Pick out each line of the records that includes the string "data", and copy it.

□ □ □ □ □ □ □

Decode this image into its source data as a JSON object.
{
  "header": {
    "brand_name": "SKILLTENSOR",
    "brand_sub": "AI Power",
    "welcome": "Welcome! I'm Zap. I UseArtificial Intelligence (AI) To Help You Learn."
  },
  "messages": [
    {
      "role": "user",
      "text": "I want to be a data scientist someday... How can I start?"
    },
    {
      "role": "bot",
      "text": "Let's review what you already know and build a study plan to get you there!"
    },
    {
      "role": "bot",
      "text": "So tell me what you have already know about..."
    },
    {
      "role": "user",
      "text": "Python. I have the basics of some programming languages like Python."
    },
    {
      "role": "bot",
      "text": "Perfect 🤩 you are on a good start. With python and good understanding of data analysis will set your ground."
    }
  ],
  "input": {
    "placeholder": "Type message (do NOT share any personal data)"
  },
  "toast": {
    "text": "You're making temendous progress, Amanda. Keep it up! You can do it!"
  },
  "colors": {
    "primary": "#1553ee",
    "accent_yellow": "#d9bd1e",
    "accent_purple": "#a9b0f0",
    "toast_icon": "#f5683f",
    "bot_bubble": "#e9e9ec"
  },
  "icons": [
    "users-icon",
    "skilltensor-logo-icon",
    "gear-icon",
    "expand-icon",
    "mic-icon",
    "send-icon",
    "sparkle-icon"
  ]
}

□ □ □ □ □ □ □

• [Reply]:
Decode this image into its source data as a JSON object.
      "text": "I want to be a data scientist someday... How can I start?"
      "text": "Perfect 🤩 you are on a good start. With python and good understanding of data analysis will set your ground."
    "placeholder": "Type message (do NOT share any personal data)"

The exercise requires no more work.